Segundo a nova relação oficial, os detentos efetivamente foragidos são, Edilson dos Santos, natural de Renascença (PR); Fábio Voytylaki, natural de Caçador, e Victor Goedert, natural de Bom Retiro

A fuga de detentos da Penitenciária Industrial de São Cristóvão do Sul, ganhou novos desdobramentos após a Secretaria de Estado de Justiça e Reintegração Social (Sejuri) identificar inconsistências na lista de presos divulgada inicialmente como foragida.

A fuga ocorreu na madrugada de sábado, 23, e mobilizou uma megaoperação integrada entre a Polícia Penal e demais forças de segurança do Estado. Inicialmente, a Secretaria de Estado de Justiça e Reintegração Social (Sejuri) informou que três homens haviam escapado da unidade prisional.

Na primeira lista divulgada oficialmente, os apontados como foragidos eram, Edilson dos Santos, natural de Renascença (PR); Alejandro Morais dos Santos, natural de Caçador (SC); e, Eliton Luiz Pereira, natural de Curitiba (PR).

As imagens e identificações dos três detentos chegaram a ser divulgadas às forças de segurança e à imprensa.

- - -

» **Atividades**:
[A] Traduza para o inglês esta frase do texto sobre a fuga da penitenciária: "A fuga ocorreu na madrugada de sábado, 23, e mobilizou uma megaoperação integrada entre a Polícia Penal e demais forças de segurança do Estado."
[B] Relacione todos os nomes de detentos citados no texto sobre a fuga da penitenciária, sem repetir nenhum.
[C] Escreva a continuação do texto sobre a fuga da penitenciária, começando logo após a última frase apresentada.

- - -

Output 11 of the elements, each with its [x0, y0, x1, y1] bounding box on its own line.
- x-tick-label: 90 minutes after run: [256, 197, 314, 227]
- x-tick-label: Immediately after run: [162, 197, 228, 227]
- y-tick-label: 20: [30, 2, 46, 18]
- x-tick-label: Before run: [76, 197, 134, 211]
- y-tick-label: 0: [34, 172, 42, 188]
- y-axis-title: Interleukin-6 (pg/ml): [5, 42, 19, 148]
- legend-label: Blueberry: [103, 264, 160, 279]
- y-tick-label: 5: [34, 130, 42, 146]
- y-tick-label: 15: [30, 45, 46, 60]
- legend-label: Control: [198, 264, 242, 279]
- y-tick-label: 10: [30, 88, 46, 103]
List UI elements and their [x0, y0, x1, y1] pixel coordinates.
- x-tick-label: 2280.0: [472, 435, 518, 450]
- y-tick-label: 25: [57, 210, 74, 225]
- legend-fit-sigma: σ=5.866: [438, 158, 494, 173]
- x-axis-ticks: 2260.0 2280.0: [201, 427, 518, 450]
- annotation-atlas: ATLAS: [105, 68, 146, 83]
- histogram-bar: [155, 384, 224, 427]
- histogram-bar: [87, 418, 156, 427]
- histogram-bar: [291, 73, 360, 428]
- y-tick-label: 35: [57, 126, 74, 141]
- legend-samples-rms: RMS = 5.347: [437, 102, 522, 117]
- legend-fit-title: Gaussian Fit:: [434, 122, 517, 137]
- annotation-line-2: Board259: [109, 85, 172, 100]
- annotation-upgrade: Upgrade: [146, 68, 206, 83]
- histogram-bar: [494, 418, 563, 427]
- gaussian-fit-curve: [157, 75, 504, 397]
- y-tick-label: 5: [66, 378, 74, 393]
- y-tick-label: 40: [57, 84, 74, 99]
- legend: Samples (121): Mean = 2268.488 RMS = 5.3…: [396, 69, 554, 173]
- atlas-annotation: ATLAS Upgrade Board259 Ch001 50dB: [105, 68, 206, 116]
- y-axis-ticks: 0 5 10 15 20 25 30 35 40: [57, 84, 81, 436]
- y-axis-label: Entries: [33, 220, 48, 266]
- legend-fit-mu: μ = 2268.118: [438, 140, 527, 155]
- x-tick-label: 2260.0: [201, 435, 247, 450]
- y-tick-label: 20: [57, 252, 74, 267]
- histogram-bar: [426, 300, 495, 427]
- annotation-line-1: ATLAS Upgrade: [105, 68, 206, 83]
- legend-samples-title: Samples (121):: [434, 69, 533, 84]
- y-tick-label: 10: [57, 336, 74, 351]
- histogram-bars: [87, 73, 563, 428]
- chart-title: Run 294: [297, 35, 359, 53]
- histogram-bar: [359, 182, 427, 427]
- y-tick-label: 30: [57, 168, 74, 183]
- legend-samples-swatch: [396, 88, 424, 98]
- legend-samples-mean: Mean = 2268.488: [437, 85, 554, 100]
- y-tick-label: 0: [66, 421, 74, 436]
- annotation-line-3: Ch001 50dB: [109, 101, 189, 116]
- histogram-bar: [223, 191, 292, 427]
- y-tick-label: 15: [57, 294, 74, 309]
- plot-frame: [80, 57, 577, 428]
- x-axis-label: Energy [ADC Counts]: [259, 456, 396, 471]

- - -

» **Respostas por tarefa**:
[A] The escape took place in the early hours of Saturday the 23rd and mobilized a large integrated operation between the Penal Police and the other state security forces.

[B]
- Edilson dos Santos
- Fábio Voytylaki
- Victor Goedert
- Alejandro Morais dos Santos
- Eliton Luiz Pereira

[C]
Auditoria apontou erro na identificação

Após uma auditoria interna realizada na penitenciária, a pasta afirmou que houve divergências na identificação dos custodiados realmente foragidos.

Com isso, a Secretaria confirmou que apenas Edilson dos Santos permanecia corretamente identificado desde o início. Os outros dois nomes divulgados anteriormente estavam errados.

Segundo a nova relação oficial, os detentos efetivamente foragidos são:

Edilson dos Santos, natural de Renascença (PR);

Fábio Voytylaki, natural de Caçador (SC);

Victor Goedert, natural de Bom Retiro (SC).

A Sejuri informou que as inconsistências serão apuradas no âmbito da intervenção instaurada na unidade prisional.

Corregedoria investiga caso

De acordo com a Secretaria, a Corregedoria-Geral segue atuando diretamente no caso, com procedimentos administrativos e investigativos para esclarecer tanto as circunstâncias da fuga quanto as falhas na identificação dos presos.

As forças de segurança continuam mobilizadas nas buscas e tentativas de recaptura dos detentos.

Por questões de segurança operacional, detalhes sobre a dinâmica da fuga não foram divulgados até o momento.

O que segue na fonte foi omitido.